** Data for the task **
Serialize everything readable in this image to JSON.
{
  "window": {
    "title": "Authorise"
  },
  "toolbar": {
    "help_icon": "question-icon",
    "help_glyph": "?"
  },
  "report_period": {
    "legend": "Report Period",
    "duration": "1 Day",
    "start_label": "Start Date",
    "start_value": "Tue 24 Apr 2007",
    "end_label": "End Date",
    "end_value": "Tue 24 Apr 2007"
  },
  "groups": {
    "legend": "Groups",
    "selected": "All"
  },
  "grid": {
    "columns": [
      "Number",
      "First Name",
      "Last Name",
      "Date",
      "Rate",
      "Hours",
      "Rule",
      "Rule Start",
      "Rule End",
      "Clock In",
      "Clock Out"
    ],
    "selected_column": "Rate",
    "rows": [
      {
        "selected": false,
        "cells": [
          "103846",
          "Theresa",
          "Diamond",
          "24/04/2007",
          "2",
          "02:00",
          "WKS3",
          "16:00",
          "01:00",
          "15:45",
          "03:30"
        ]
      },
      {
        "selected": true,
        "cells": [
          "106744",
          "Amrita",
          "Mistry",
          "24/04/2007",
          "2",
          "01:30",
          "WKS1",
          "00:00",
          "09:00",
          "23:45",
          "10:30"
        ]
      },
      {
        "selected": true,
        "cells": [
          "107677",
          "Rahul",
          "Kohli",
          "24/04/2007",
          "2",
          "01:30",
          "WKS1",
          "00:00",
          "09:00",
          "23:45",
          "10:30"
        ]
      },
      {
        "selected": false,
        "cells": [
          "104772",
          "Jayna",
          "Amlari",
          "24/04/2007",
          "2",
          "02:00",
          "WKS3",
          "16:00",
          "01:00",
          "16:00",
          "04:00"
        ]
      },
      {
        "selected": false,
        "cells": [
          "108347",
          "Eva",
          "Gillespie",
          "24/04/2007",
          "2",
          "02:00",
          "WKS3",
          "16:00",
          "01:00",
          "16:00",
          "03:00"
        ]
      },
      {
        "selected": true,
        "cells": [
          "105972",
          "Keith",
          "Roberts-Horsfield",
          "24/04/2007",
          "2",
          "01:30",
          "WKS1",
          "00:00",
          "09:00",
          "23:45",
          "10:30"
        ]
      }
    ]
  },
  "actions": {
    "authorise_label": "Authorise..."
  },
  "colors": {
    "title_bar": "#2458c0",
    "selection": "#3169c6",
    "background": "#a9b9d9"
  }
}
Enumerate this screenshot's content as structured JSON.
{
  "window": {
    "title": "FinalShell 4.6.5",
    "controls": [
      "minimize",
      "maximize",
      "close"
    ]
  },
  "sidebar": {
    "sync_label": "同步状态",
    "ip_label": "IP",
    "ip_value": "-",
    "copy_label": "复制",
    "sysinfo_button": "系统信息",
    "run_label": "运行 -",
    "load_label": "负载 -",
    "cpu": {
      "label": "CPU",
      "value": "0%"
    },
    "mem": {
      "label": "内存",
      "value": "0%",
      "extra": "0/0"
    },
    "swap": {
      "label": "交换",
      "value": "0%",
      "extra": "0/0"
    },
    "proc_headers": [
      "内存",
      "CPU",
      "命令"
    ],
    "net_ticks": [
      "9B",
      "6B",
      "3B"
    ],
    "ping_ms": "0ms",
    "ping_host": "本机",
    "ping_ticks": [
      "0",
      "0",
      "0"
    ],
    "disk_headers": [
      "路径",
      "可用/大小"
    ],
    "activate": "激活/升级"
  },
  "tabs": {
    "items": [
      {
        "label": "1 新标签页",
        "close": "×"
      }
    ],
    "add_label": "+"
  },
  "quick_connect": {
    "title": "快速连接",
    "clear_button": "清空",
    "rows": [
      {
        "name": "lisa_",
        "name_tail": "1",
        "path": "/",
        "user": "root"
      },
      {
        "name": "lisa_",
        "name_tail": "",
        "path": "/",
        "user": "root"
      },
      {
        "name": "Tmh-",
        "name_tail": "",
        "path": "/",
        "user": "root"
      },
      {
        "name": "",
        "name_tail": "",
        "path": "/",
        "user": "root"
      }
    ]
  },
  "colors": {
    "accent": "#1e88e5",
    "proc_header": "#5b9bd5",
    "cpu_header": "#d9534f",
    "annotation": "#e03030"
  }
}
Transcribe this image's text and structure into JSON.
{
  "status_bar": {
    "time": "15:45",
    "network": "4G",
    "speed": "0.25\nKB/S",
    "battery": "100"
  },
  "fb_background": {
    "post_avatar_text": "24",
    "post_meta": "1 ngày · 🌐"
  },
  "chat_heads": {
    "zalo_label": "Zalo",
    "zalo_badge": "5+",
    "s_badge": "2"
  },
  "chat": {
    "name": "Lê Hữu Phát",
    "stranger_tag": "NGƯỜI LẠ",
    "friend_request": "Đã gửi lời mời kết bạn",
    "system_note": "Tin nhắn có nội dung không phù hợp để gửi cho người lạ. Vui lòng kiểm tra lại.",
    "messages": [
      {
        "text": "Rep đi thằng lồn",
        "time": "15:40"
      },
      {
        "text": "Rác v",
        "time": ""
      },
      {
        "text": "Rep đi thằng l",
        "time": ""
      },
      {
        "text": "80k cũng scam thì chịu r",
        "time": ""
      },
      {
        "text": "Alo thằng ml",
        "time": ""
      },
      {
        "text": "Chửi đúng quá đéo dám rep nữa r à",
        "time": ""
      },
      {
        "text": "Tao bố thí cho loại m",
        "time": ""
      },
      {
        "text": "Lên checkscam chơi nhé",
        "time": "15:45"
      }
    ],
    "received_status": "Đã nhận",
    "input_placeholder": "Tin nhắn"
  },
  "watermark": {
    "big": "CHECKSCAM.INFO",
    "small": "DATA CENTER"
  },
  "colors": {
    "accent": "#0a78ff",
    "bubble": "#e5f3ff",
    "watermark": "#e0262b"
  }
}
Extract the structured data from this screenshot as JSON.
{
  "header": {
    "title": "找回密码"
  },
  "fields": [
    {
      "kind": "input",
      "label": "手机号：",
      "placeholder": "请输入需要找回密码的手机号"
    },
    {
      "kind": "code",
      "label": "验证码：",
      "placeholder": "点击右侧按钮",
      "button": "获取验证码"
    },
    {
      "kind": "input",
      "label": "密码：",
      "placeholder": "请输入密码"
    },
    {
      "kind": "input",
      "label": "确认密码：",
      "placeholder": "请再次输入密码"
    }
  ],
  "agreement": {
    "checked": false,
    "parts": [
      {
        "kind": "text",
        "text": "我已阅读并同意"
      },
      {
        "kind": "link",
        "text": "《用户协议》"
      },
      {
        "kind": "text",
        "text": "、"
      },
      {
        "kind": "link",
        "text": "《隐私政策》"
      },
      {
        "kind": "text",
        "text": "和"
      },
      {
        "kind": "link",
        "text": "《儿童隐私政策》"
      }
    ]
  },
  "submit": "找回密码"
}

** Problem **
Set down the entries verbatim, leaving none out.

** In response **
Serialize everything readable in this image to JSON.
{
  "window": {
    "title": "Authorise"
  },
  "toolbar": {
    "help_icon": "question-icon",
    "help_glyph": "?"
  },
  "report_period": {
    "legend": "Report Period",
    "duration": "1 Day",
    "start_label": "Start Date",
    "start_value": "Tue 24 Apr 2007",
    "end_label": "End Date",
    "end_value": "Tue 24 Apr 2007"
  },
  "groups": {
    "legend": "Groups",
    "selected": "All"
  },
  "grid": {
    "columns": [
      "Number",
      "First Name",
      "Last Name",
      "Date",
      "Rate",
      "Hours",
      "Rule",
      "Rule Start",
      "Rule End",
      "Clock In",
      "Clock Out"
    ],
    "selected_column": "Rate",
    "rows": [
      {
        "selected": false,
        "cells": [
          "103846",
          "Theresa",
          "Diamond",
          "24/04/2007",
          "2",
          "02:00",
          "WKS3",
          "16:00",
          "01:00",
          "15:45",
          "03:30"
        ]
      },
      {
        "selected": true,
        "cells": [
          "106744",
          "Amrita",
          "Mistry",
          "24/04/2007",
          "2",
          "01:30",
          "WKS1",
          "00:00",
          "09:00",
          "23:45",
          "10:30"
        ]
      },
      {
        "selected": true,
        "cells": [
          "107677",
          "Rahul",
          "Kohli",
          "24/04/2007",
          "2",
          "01:30",
          "WKS1",
          "00:00",
          "09:00",
          "23:45",
          "10:30"
        ]
      },
      {
        "selected": false,
        "cells": [
          "104772",
          "Jayna",
          "Amlari",
          "24/04/2007",
          "2",
          "02:00",
          "WKS3",
          "16:00",
          "01:00",
          "16:00",
          "04:00"
        ]
      },
      {
        "selected": false,
        "cells": [
          "108347",
          "Eva",
          "Gillespie",
          "24/04/2007",
          "2",
          "02:00",
          "WKS3",
          "16:00",
          "01:00",
          "16:00",
          "03:00"
        ]
      },
      {
        "selected": true,
        "cells": [
          "105972",
          "Keith",
          "Roberts-Horsfield",
          "24/04/2007",
          "2",
          "01:30",
          "WKS1",
          "00:00",
          "09:00",
          "23:45",
          "10:30"
        ]
      }
    ]
  },
  "actions": {
    "authorise_label": "Authorise..."
  },
  "colors": {
    "title_bar": "#2458c0",
    "selection": "#3169c6",
    "background": "#a9b9d9"
  }
}
Enumerate this screenshot's content as structured JSON.
{
  "window": {
    "title": "FinalShell 4.6.5",
    "controls": [
      "minimize",
      "maximize",
      "close"
    ]
  },
  "sidebar": {
    "sync_label": "同步状态",
    "ip_label": "IP",
    "ip_value": "-",
    "copy_label": "复制",
    "sysinfo_button": "系统信息",
    "run_label": "运行 -",
    "load_label": "负载 -",
    "cpu": {
      "label": "CPU",
      "value": "0%"
    },
    "mem": {
      "label": "内存",
      "value": "0%",
      "extra": "0/0"
    },
    "swap": {
      "label": "交换",
      "value": "0%",
      "extra": "0/0"
    },
    "proc_headers": [
      "内存",
      "CPU",
      "命令"
    ],
    "net_ticks": [
      "9B",
      "6B",
      "3B"
    ],
    "ping_ms": "0ms",
    "ping_host": "本机",
    "ping_ticks": [
      "0",
      "0",
      "0"
    ],
    "disk_headers": [
      "路径",
      "可用/大小"
    ],
    "activate": "激活/升级"
  },
  "tabs": {
    "items": [
      {
        "label": "1 新标签页",
        "close": "×"
      }
    ],
    "add_label": "+"
  },
  "quick_connect": {
    "title": "快速连接",
    "clear_button": "清空",
    "rows": [
      {
        "name": "lisa_",
        "name_tail": "1",
        "path": "/",
        "user": "root"
      },
      {
        "name": "lisa_",
        "name_tail": "",
        "path": "/",
        "user": "root"
      },
      {
        "name": "Tmh-",
        "name_tail": "",
        "path": "/",
        "user": "root"
      },
      {
        "name": "",
        "name_tail": "",
        "path": "/",
        "user": "root"
      }
    ]
  },
  "colors": {
    "accent": "#1e88e5",
    "proc_header": "#5b9bd5",
    "cpu_header": "#d9534f",
    "annotation": "#e03030"
  }
}
Transcribe this image's text and structure into JSON.
{
  "status_bar": {
    "time": "15:45",
    "network": "4G",
    "speed": "0.25\nKB/S",
    "battery": "100"
  },
  "fb_background": {
    "post_avatar_text": "24",
    "post_meta": "1 ngày · 🌐"
  },
  "chat_heads": {
    "zalo_label": "Zalo",
    "zalo_badge": "5+",
    "s_badge": "2"
  },
  "chat": {
    "name": "Lê Hữu Phát",
    "stranger_tag": "NGƯỜI LẠ",
    "friend_request": "Đã gửi lời mời kết bạn",
    "system_note": "Tin nhắn có nội dung không phù hợp để gửi cho người lạ. Vui lòng kiểm tra lại.",
    "messages": [
      {
        "text": "Rep đi thằng lồn",
        "time": "15:40"
      },
      {
        "text": "Rác v",
        "time": ""
      },
      {
        "text": "Rep đi thằng l",
        "time": ""
      },
      {
        "text": "80k cũng scam thì chịu r",
        "time": ""
      },
      {
        "text": "Alo thằng ml",
        "time": ""
      },
      {
        "text": "Chửi đúng quá đéo dám rep nữa r à",
        "time": ""
      },
      {
        "text": "Tao bố thí cho loại m",
        "time": ""
      },
      {
        "text": "Lên checkscam chơi nhé",
        "time": "15:45"
      }
    ],
    "received_status": "Đã nhận",
    "input_placeholder": "Tin nhắn"
  },
  "watermark": {
    "big": "CHECKSCAM.INFO",
    "small": "DATA CENTER"
  },
  "colors": {
    "accent": "#0a78ff",
    "bubble": "#e5f3ff",
    "watermark": "#e0262b"
  }
}
Extract the structured data from this screenshot as JSON.
{
  "header": {
    "title": "找回密码"
  },
  "fields": [
    {
      "kind": "input",
      "label": "手机号：",
      "placeholder": "请输入需要找回密码的手机号"
    },
    {
      "kind": "code",
      "label": "验证码：",
      "placeholder": "点击右侧按钮",
      "button": "获取验证码"
    },
    {
      "kind": "input",
      "label": "密码：",
      "placeholder": "请输入密码"
    },
    {
      "kind": "input",
      "label": "确认密码：",
      "placeholder": "请再次输入密码"
    }
  ],
  "agreement": {
    "checked": false,
    "parts": [
      {
        "kind": "text",
        "text": "我已阅读并同意"
      },
      {
        "kind": "link",
        "text": "《用户协议》"
      },
      {
        "kind": "text",
        "text": "、"
      },
      {
        "kind": "link",
        "text": "《隐私政策》"
      },
      {
        "kind": "text",
        "text": "和"
      },
      {
        "kind": "link",
        "text": "《儿童隐私政策》"
      }
    ]
  },
  "submit": "找回密码"
}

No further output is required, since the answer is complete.